▶ _Problem to work on_: Report the count of lines below in which the string "Lobos" occurs; include nothing else.

▶ _Data extract_:
>>>
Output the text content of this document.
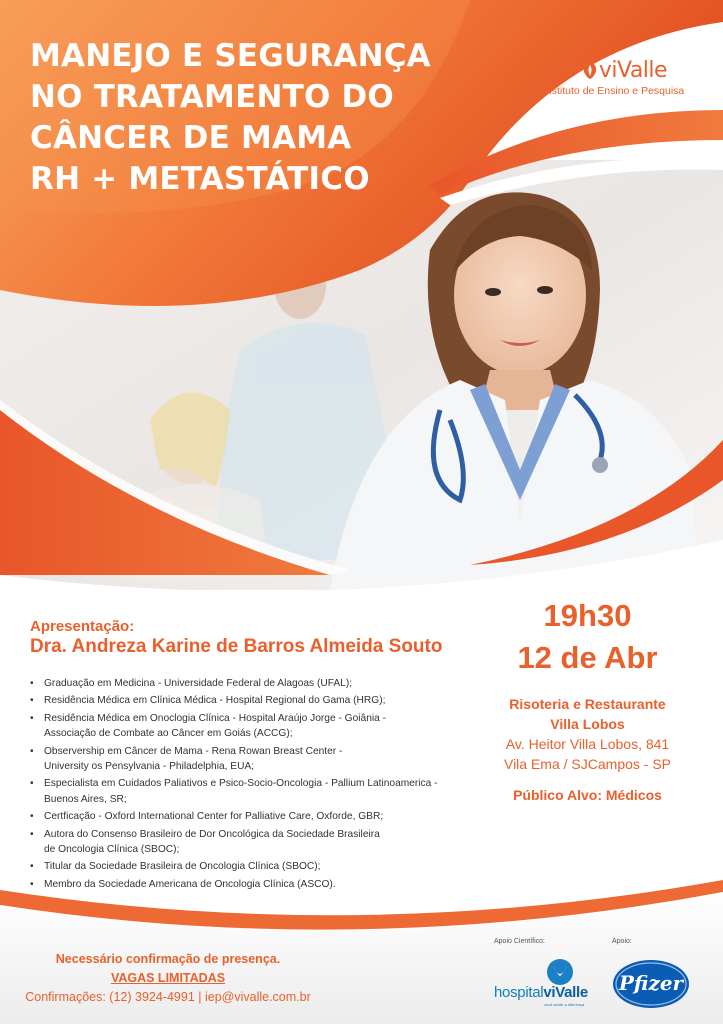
MANEJO E SEGURANÇA
NO TRATAMENTO DO
CÂNCER DE MAMA
RH + METASTÁTICO
IEP viValle
Instituto de Ensino e Pesquisa
Apresentação:
Dra. Andreza Karine de Barros Almeida Souto
• Graduação em Medicina - Universidade Federal de Alagoas (UFAL);
• Residência Médica em Clínica Médica - Hospital Regional do Gama (HRG);
• Residência Médica em Onoclogia Clínica - Hospital Araújo Jorge - Goiânia -
Associação de Combate ao Câncer em Goiás (ACCG);
• Observership em Câncer de Mama - Rena Rowan Breast Center -
University os Pensylvania - Philadelphia, EUA;
• Especialista em Cuidados Paliativos e Psico-Socio-Oncologia - Pallium Latinoamerica -
Buenos Aires, SR;
• Certficação - Oxford International Center for Palliative Care, Oxforde, GBR;
• Autora do Consenso Brasileiro de Dor Oncológica da Sociedade Brasileira
de Oncologia Clínica (SBOC);
• Titular da Sociedade Brasileira de Oncologia Clínica (SBOC);
• Membro da Sociedade Americana de Oncologia Clínica (ASCO).
19h30
12 de Abr
Risoteria e Restaurante
Villa Lobos
Av. Heitor Villa Lobos, 841
Vila Ema / SJCampos - SP
Público Alvo: Médicos
Necessário confirmação de presença.
VAGAS LIMITADAS
Confirmações: (12) 3924-4991 | iep@vivalle.com.br
Apoio Científico:	Apoio:
hospitalviValle
você sente a diferença
Pfizer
<<<
▶ _Expected answer_: 2